# What you need to do
Examine the entries and show every line in which the word "Graz" is found.

========

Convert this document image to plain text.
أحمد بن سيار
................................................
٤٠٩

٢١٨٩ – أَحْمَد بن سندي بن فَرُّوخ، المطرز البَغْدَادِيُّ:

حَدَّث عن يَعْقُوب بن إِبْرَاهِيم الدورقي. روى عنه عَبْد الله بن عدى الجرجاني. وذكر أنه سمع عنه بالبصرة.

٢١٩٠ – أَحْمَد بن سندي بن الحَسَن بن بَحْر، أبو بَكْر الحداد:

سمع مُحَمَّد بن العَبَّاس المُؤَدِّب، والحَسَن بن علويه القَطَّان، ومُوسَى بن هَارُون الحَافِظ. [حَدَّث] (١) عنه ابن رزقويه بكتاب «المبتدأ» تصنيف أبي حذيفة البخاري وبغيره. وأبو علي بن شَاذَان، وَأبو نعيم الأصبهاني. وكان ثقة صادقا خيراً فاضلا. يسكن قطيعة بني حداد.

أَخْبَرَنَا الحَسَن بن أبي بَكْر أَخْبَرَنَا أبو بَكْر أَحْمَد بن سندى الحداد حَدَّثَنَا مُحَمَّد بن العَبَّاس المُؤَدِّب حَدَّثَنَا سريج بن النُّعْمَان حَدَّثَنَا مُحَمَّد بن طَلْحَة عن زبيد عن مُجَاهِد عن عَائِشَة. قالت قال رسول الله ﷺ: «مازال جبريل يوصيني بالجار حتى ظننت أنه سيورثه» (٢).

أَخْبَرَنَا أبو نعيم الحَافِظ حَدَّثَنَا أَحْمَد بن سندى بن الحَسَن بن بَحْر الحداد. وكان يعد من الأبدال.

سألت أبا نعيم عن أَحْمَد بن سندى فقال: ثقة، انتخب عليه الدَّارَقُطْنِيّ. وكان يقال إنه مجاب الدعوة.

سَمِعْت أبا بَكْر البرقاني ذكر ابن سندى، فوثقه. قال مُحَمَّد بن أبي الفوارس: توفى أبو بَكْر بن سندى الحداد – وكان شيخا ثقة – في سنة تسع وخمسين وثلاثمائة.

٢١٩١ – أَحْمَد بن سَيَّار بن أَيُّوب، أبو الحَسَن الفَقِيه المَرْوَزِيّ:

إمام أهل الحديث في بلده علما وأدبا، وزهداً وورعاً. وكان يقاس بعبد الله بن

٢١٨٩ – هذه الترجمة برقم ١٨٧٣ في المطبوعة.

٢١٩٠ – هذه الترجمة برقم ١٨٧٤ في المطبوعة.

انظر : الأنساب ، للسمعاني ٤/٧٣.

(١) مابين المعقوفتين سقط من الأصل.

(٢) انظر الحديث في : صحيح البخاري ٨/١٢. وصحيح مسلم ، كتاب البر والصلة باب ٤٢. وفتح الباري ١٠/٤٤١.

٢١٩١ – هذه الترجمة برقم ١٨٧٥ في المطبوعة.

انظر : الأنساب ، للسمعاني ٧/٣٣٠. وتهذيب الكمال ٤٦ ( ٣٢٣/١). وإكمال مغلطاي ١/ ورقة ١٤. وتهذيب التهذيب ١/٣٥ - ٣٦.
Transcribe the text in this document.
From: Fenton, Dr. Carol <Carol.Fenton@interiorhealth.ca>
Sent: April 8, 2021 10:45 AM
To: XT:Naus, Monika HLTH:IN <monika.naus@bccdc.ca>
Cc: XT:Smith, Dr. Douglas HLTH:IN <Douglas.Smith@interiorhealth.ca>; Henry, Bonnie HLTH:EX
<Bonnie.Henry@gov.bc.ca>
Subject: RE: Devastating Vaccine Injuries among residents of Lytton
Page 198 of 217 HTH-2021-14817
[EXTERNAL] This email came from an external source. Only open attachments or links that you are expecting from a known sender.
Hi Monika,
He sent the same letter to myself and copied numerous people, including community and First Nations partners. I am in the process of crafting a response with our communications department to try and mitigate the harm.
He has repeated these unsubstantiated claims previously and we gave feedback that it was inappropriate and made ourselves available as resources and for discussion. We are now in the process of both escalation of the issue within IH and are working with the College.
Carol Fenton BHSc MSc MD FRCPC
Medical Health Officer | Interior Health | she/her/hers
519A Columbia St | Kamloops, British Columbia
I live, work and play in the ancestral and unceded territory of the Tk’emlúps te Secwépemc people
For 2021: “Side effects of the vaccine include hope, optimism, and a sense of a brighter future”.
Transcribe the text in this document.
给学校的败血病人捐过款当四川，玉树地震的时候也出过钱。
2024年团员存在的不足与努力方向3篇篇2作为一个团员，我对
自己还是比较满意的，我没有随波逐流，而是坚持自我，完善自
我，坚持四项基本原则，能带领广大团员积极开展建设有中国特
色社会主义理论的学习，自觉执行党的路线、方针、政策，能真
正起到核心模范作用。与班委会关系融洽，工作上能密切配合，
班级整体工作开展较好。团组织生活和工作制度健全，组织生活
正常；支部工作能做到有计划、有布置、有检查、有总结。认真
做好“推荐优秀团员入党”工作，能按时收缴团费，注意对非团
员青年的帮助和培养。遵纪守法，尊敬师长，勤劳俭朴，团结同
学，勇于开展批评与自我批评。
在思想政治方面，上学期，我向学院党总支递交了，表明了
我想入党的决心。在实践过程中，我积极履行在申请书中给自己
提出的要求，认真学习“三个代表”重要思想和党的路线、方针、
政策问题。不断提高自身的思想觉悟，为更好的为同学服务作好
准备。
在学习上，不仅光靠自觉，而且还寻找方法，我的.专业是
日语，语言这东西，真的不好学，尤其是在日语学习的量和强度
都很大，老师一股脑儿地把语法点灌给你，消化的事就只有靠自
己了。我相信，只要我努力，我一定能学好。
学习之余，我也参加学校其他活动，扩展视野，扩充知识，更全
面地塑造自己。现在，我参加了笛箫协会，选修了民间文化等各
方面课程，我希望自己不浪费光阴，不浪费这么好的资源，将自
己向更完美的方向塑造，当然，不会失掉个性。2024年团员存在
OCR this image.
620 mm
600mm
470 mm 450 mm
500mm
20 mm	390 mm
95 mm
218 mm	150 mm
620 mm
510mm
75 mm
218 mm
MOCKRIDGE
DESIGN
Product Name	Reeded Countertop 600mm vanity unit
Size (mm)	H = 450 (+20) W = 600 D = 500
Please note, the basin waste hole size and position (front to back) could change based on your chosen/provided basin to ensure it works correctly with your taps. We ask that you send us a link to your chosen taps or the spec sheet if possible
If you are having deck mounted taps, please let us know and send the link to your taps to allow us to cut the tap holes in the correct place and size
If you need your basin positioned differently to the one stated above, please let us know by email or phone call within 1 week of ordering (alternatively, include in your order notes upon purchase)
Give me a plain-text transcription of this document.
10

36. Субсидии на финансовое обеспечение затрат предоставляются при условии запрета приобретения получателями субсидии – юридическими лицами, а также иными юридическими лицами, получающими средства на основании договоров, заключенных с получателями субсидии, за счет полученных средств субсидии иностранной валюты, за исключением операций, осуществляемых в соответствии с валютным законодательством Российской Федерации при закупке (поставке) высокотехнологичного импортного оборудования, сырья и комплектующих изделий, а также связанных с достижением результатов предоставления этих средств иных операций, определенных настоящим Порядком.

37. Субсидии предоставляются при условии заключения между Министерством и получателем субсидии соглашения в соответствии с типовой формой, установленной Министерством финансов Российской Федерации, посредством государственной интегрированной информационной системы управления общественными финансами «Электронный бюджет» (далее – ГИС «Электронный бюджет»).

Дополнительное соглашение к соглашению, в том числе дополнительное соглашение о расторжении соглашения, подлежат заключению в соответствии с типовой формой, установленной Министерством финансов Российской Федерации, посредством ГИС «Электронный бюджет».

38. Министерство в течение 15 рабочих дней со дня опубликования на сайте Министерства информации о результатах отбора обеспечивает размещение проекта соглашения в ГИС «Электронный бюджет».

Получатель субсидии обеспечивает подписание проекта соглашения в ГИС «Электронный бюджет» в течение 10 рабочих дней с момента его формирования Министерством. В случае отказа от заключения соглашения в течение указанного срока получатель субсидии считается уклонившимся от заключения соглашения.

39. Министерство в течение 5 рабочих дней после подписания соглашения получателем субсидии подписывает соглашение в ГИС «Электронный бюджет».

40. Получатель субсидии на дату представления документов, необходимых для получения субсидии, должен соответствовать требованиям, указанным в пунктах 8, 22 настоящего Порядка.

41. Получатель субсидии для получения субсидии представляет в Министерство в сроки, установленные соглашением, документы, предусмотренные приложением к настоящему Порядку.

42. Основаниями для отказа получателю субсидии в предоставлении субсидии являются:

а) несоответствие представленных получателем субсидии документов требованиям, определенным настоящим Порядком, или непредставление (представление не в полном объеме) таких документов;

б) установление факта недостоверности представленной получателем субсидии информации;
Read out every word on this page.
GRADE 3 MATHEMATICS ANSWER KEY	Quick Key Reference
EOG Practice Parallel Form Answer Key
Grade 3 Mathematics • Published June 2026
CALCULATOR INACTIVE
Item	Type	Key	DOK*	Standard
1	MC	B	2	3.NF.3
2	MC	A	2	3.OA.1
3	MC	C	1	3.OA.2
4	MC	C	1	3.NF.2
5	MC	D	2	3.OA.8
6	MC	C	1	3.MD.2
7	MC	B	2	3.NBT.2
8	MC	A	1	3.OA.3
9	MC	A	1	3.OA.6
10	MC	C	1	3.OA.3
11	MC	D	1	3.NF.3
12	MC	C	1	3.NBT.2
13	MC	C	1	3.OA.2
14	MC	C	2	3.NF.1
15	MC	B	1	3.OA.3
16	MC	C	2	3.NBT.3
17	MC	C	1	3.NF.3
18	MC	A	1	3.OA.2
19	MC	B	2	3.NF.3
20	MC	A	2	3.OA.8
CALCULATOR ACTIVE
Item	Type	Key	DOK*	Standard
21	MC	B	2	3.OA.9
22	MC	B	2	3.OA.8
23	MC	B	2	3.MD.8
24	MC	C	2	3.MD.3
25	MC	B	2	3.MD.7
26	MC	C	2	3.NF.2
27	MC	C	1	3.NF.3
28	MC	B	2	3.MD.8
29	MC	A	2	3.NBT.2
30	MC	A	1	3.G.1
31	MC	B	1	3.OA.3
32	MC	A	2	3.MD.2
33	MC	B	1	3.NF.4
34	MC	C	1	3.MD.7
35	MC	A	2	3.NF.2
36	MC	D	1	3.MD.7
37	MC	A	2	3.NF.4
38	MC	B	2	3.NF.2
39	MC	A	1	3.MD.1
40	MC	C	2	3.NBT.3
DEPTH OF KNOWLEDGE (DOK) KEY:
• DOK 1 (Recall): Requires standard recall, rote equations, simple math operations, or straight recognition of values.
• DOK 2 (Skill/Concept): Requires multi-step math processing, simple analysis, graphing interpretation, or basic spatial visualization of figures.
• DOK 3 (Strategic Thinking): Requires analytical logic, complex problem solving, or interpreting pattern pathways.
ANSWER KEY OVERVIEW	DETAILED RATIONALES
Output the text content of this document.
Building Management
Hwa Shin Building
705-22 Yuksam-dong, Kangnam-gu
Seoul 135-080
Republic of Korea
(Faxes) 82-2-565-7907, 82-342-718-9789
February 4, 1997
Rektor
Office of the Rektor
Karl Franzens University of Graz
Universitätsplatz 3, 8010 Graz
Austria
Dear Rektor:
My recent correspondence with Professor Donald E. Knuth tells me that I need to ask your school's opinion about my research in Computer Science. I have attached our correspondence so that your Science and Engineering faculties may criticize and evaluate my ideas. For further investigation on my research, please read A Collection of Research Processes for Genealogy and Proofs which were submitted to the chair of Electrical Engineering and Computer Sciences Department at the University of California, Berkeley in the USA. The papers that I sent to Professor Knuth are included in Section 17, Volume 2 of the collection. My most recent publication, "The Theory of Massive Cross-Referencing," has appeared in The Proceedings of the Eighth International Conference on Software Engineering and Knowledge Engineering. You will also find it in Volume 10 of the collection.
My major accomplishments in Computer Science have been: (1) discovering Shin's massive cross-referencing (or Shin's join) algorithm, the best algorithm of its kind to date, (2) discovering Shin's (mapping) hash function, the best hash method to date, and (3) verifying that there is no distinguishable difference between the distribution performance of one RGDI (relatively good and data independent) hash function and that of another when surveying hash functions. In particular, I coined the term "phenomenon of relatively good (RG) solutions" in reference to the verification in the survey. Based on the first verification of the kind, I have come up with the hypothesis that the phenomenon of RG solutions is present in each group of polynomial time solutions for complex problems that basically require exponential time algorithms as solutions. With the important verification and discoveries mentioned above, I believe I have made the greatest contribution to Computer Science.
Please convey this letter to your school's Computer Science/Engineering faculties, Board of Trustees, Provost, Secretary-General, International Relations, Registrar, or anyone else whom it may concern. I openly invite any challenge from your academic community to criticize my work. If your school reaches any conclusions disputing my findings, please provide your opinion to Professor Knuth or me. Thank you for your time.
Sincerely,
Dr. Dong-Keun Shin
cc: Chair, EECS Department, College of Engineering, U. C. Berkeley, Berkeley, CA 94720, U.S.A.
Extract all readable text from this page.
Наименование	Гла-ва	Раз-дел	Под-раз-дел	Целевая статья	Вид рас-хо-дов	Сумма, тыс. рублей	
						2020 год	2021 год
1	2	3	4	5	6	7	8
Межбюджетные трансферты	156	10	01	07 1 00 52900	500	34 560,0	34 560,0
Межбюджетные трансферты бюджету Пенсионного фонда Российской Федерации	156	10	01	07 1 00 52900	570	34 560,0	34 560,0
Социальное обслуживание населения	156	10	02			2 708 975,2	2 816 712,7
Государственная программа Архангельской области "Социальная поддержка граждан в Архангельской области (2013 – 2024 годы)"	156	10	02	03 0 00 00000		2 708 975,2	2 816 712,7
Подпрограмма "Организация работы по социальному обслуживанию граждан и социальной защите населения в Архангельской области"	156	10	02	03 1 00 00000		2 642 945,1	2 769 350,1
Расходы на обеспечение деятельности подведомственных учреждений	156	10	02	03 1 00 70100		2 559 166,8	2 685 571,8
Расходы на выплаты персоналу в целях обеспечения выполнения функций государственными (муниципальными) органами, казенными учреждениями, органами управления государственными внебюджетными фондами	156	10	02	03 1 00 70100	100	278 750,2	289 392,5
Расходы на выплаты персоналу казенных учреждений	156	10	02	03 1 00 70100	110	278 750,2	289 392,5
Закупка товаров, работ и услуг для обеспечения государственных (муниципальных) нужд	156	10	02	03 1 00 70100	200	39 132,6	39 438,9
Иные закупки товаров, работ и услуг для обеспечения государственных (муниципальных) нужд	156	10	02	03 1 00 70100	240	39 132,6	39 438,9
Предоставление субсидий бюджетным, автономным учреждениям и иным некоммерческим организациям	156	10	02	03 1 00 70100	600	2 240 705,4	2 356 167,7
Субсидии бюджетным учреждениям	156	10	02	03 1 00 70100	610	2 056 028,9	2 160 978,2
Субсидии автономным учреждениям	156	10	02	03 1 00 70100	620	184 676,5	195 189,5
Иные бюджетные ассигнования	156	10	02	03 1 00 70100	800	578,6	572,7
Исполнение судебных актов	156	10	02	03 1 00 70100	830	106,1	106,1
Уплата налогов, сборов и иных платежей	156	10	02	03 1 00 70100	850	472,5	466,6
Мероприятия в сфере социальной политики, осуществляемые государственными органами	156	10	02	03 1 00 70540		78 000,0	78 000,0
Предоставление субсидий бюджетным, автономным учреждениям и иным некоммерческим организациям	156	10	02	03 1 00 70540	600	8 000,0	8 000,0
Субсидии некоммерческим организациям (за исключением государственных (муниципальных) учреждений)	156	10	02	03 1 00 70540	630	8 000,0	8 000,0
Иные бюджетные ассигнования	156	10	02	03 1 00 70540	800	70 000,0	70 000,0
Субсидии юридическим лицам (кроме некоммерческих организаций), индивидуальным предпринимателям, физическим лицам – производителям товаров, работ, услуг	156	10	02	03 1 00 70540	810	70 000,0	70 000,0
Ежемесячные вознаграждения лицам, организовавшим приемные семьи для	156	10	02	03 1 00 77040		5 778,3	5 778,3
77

========

# Response to this task
Karl Franzens University of Graz
Universitätsplatz 3, 8010 Graz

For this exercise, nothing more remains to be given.